> [Stated problem]:
Every line below is to be quoted exactly, with nothing added or dropped.

> [Record set]:
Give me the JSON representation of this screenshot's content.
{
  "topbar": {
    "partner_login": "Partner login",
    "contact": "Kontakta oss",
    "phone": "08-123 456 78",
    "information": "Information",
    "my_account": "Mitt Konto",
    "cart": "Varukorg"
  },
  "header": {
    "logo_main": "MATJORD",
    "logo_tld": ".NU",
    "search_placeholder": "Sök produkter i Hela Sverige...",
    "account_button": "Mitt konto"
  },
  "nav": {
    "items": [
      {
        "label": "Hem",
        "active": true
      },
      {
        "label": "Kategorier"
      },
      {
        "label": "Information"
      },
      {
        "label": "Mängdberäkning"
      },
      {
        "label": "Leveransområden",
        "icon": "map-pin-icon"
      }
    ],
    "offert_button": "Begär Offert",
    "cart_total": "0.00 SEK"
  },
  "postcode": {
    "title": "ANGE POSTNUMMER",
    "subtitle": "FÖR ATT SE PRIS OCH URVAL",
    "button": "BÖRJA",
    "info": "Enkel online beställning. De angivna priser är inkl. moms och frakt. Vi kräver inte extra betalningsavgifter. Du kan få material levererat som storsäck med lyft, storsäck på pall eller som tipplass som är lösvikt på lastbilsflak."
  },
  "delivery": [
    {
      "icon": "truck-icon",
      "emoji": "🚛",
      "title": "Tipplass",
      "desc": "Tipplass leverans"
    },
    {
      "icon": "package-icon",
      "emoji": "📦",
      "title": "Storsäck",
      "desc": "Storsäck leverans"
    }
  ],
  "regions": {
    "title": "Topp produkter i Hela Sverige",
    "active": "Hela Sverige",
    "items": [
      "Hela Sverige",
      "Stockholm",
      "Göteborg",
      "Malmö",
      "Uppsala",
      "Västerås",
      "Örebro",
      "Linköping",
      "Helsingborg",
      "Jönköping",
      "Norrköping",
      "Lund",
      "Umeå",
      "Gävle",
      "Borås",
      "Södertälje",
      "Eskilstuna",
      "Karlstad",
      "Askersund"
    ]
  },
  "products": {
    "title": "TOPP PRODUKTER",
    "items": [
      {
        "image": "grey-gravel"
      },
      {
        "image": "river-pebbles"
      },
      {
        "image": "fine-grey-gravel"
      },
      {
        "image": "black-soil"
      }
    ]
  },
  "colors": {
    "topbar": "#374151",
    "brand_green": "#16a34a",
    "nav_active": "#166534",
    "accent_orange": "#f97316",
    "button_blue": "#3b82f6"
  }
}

> [Answer to this problem]:
Give me the JSON representation of this screenshot's content.
{
  "topbar": {
    "partner_login": "Partner login",
    "contact": "Kontakta oss",
    "phone": "08-123 456 78",
    "information": "Information",
    "my_account": "Mitt Konto",
    "cart": "Varukorg"
  },
  "header": {
    "logo_main": "MATJORD",
    "logo_tld": ".NU",
    "search_placeholder": "Sök produkter i Hela Sverige...",
    "account_button": "Mitt konto"
  },
  "nav": {
    "items": [
      {
        "label": "Hem",
        "active": true
      },
      {
        "label": "Kategorier"
      },
      {
        "label": "Information"
      },
      {
        "label": "Mängdberäkning"
      },
      {
        "label": "Leveransområden",
        "icon": "map-pin-icon"
      }
    ],
    "offert_button": "Begär Offert",
    "cart_total": "0.00 SEK"
  },
  "postcode": {
    "title": "ANGE POSTNUMMER",
    "subtitle": "FÖR ATT SE PRIS OCH URVAL",
    "button": "BÖRJA",
    "info": "Enkel online beställning. De angivna priser är inkl. moms och frakt. Vi kräver inte extra betalningsavgifter. Du kan få material levererat som storsäck med lyft, storsäck på pall eller som tipplass som är lösvikt på lastbilsflak."
  },
  "delivery": [
    {
      "icon": "truck-icon",
      "emoji": "🚛",
      "title": "Tipplass",
      "desc": "Tipplass leverans"
    },
    {
      "icon": "package-icon",
      "emoji": "📦",
      "title": "Storsäck",
      "desc": "Storsäck leverans"
    }
  ],
  "regions": {
    "title": "Topp produkter i Hela Sverige",
    "active": "Hela Sverige",
    "items": [
      "Hela Sverige",
      "Stockholm",
      "Göteborg",
      "Malmö",
      "Uppsala",
      "Västerås",
      "Örebro",
      "Linköping",
      "Helsingborg",
      "Jönköping",
      "Norrköping",
      "Lund",
      "Umeå",
      "Gävle",
      "Borås",
      "Södertälje",
      "Eskilstuna",
      "Karlstad",
      "Askersund"
    ]
  },
  "products": {
    "title": "TOPP PRODUKTER",
    "items": [
      {
        "image": "grey-gravel"
      },
      {
        "image": "river-pebbles"
      },
      {
        "image": "fine-grey-gravel"
      },
      {
        "image": "black-soil"
      }
    ]
  },
  "colors": {
    "topbar": "#374151",
    "brand_green": "#16a34a",
    "nav_active": "#166534",
    "accent_orange": "#f97316",
    "button_blue": "#3b82f6"
  }
}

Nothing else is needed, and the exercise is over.